→ **WRITTEN REQUEST**
A single number is the answer here: how many lines of the entries contain "loop"?

Entries from a dataset:
— BEGIN —

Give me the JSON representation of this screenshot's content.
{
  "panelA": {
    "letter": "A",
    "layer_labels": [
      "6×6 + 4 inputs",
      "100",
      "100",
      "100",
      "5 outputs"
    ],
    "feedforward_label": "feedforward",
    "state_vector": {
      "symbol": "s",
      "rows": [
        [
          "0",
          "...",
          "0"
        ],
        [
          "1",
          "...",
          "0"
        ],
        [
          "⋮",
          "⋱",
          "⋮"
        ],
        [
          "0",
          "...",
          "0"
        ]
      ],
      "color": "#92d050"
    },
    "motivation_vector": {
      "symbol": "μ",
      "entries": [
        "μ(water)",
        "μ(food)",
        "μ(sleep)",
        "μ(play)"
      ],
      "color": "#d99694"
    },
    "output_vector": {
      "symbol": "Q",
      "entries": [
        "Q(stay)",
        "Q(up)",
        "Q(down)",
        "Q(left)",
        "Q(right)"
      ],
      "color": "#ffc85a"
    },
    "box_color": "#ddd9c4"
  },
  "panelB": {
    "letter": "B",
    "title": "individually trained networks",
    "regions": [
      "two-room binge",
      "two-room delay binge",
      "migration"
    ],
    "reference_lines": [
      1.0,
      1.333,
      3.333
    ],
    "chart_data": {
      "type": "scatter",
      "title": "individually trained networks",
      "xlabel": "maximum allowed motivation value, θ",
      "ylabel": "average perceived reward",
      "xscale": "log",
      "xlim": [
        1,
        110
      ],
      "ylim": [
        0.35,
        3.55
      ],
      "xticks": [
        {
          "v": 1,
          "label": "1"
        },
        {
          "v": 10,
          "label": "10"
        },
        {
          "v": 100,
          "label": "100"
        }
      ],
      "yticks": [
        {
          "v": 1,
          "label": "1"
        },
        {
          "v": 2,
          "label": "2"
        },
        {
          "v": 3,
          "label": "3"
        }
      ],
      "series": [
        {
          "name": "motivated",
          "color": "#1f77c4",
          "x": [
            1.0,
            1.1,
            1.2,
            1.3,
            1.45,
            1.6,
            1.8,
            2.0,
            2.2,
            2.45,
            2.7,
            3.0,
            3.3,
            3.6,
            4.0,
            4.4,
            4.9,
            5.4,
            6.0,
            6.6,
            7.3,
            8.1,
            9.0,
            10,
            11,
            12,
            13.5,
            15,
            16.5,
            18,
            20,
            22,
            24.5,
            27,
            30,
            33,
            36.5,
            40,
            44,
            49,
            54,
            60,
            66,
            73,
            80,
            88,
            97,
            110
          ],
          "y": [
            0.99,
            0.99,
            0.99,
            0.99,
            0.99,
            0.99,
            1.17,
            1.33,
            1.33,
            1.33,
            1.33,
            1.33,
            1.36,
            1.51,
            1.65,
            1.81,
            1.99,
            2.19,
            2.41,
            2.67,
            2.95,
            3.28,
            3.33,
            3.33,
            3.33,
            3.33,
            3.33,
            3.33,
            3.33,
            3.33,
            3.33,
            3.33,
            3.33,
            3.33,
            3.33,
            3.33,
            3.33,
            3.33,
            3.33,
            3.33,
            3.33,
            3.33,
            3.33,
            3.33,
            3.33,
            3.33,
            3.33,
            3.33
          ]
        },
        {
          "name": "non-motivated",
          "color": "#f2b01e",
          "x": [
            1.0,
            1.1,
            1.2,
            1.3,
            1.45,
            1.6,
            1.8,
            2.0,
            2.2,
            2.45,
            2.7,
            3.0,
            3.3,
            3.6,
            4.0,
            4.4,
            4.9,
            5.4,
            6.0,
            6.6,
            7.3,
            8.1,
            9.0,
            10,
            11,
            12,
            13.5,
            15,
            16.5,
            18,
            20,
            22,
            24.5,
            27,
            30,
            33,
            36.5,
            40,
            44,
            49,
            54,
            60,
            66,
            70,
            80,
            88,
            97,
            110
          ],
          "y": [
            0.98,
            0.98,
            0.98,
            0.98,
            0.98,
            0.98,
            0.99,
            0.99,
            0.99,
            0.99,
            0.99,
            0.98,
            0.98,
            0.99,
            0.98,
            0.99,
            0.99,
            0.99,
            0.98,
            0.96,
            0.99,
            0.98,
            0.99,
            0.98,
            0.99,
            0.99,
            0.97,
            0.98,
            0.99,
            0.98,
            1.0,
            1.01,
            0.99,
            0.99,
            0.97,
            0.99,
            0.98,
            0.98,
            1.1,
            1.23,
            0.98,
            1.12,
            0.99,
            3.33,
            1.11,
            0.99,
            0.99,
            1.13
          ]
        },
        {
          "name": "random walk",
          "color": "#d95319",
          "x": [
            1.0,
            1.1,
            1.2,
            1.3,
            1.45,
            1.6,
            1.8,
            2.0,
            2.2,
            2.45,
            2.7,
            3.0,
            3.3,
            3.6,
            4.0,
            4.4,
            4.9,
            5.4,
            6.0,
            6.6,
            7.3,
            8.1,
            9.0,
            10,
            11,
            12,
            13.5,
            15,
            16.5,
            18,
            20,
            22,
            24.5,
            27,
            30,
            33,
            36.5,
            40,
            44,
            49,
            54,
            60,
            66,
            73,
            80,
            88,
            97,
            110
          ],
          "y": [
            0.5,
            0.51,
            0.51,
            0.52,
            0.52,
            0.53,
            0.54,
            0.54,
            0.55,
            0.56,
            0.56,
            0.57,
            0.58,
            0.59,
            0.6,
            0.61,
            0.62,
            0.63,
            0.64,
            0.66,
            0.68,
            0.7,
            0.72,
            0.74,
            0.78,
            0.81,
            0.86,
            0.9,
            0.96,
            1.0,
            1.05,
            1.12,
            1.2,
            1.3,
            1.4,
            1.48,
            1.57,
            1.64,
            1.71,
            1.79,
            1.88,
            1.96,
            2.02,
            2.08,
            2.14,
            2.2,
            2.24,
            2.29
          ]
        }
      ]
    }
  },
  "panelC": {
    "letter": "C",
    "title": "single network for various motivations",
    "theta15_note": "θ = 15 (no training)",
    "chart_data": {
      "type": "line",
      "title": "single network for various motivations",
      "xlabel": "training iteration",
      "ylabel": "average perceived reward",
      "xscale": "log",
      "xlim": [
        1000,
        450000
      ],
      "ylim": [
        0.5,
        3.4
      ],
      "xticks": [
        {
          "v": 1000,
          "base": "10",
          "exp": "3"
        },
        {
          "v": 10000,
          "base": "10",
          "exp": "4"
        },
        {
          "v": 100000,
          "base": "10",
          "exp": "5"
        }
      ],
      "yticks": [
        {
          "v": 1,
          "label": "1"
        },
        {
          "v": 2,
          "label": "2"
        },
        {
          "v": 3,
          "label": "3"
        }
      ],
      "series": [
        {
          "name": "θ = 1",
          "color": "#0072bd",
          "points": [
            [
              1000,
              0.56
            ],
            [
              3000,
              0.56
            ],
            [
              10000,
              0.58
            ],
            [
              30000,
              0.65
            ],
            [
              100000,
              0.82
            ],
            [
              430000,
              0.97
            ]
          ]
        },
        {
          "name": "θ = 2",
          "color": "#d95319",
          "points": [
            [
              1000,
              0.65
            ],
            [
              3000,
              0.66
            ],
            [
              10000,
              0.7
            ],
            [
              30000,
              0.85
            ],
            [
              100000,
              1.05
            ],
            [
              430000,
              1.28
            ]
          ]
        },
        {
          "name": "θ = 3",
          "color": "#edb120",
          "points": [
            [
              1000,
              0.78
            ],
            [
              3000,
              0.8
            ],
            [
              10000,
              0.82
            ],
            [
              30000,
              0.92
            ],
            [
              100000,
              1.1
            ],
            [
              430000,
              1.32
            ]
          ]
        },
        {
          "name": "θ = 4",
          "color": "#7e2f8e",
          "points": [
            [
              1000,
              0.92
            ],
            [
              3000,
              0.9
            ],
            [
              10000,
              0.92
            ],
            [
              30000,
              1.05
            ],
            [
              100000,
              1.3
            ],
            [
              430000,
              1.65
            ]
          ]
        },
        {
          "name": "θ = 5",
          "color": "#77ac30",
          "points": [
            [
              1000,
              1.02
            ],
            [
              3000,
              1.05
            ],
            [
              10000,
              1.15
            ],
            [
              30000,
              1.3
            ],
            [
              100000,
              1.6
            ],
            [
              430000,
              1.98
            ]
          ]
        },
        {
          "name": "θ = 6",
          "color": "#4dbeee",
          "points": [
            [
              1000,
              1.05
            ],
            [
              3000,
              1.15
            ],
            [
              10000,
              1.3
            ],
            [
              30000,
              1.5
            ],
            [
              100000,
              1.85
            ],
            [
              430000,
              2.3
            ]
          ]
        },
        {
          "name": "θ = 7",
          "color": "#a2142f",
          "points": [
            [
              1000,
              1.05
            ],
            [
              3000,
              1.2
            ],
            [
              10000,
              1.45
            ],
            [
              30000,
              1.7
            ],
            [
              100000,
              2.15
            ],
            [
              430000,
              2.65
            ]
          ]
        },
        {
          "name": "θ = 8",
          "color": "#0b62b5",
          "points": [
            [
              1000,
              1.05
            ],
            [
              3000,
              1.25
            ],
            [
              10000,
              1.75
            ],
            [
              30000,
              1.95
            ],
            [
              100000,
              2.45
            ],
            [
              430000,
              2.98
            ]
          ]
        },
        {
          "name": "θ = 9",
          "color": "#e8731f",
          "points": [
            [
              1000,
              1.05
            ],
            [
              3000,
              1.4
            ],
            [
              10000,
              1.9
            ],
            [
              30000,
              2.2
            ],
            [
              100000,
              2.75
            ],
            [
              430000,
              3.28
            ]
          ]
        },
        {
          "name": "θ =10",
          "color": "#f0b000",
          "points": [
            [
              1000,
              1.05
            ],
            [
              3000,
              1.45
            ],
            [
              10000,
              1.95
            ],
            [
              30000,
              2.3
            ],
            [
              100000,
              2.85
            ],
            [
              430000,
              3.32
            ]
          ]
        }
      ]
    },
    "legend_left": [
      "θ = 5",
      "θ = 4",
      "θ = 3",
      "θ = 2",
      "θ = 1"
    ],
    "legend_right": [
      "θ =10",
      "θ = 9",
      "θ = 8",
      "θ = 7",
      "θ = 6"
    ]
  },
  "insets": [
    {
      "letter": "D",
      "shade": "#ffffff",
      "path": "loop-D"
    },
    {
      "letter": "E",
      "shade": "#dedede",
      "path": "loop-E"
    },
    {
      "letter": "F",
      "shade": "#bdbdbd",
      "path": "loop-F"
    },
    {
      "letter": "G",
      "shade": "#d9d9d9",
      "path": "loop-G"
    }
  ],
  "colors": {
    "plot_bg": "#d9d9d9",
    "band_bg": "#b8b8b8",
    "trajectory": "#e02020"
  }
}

— END —

→ **EXERCISE OUTPUT**
4